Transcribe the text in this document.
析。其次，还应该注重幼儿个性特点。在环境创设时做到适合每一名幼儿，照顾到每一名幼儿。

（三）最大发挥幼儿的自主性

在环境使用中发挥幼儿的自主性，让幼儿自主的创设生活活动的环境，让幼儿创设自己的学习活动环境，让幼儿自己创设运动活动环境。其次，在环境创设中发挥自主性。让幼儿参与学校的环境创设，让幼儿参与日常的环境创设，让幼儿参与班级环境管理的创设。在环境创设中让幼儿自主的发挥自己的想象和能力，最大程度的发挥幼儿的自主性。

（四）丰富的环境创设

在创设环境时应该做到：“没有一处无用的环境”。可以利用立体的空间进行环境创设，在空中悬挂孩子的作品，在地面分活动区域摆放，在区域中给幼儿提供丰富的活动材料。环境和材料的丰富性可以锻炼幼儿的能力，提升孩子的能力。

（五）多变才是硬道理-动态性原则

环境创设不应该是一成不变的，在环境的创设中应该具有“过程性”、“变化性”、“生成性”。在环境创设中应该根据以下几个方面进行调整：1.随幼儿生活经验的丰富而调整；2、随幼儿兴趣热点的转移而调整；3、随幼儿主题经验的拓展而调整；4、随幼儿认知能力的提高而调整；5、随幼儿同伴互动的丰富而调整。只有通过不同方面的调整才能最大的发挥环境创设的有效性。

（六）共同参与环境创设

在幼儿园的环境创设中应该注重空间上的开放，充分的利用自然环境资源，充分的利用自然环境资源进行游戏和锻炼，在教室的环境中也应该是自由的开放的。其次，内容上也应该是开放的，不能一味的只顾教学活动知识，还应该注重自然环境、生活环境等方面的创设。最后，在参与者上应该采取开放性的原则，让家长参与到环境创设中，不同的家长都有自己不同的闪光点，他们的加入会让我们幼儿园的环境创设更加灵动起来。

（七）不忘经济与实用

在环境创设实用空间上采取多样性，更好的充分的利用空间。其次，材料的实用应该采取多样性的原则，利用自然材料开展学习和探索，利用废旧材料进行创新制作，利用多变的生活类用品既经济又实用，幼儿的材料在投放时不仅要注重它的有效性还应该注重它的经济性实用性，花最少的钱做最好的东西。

------------------------

WORK INSTRUCTIONS: Reproduce the records above exactly as they appear.

EXERCISE OUTPUT:
Transcribe the text in this document.
析。其次，还应该注重幼儿个性特点。在环境创设时做到适合每一名幼儿，照顾到每一名幼儿。

（三）最大发挥幼儿的自主性

在环境使用中发挥幼儿的自主性，让幼儿自主的创设生活活动的环境，让幼儿创设自己的学习活动环境，让幼儿自己创设运动活动环境。其次，在环境创设中发挥自主性。让幼儿参与学校的环境创设，让幼儿参与日常的环境创设，让幼儿参与班级环境管理的创设。在环境创设中让幼儿自主的发挥自己的想象和能力，最大程度的发挥幼儿的自主性。

（四）丰富的环境创设

在创设环境时应该做到：“没有一处无用的环境”。可以利用立体的空间进行环境创设，在空中悬挂孩子的作品，在地面分活动区域摆放，在区域中给幼儿提供丰富的活动材料。环境和材料的丰富性可以锻炼幼儿的能力，提升孩子的能力。

（五）多变才是硬道理-动态性原则

环境创设不应该是一成不变的，在环境的创设中应该具有“过程性”、“变化性”、“生成性”。在环境创设中应该根据以下几个方面进行调整：1.随幼儿生活经验的丰富而调整；2、随幼儿兴趣热点的转移而调整；3、随幼儿主题经验的拓展而调整；4、随幼儿认知能力的提高而调整；5、随幼儿同伴互动的丰富而调整。只有通过不同方面的调整才能最大的发挥环境创设的有效性。

（六）共同参与环境创设

在幼儿园的环境创设中应该注重空间上的开放，充分的利用自然环境资源，充分的利用自然环境资源进行游戏和锻炼，在教室的环境中也应该是自由的开放的。其次，内容上也应该是开放的，不能一味的只顾教学活动知识，还应该注重自然环境、生活环境等方面的创设。最后，在参与者上应该采取开放性的原则，让家长参与到环境创设中，不同的家长都有自己不同的闪光点，他们的加入会让我们幼儿园的环境创设更加灵动起来。

（七）不忘经济与实用

在环境创设实用空间上采取多样性，更好的充分的利用空间。其次，材料的实用应该采取多样性的原则，利用自然材料开展学习和探索，利用废旧材料进行创新制作，利用多变的生活类用品既经济又实用，幼儿的材料在投放时不仅要注重它的有效性还应该注重它的经济性实用性，花最少的钱做最好的东西。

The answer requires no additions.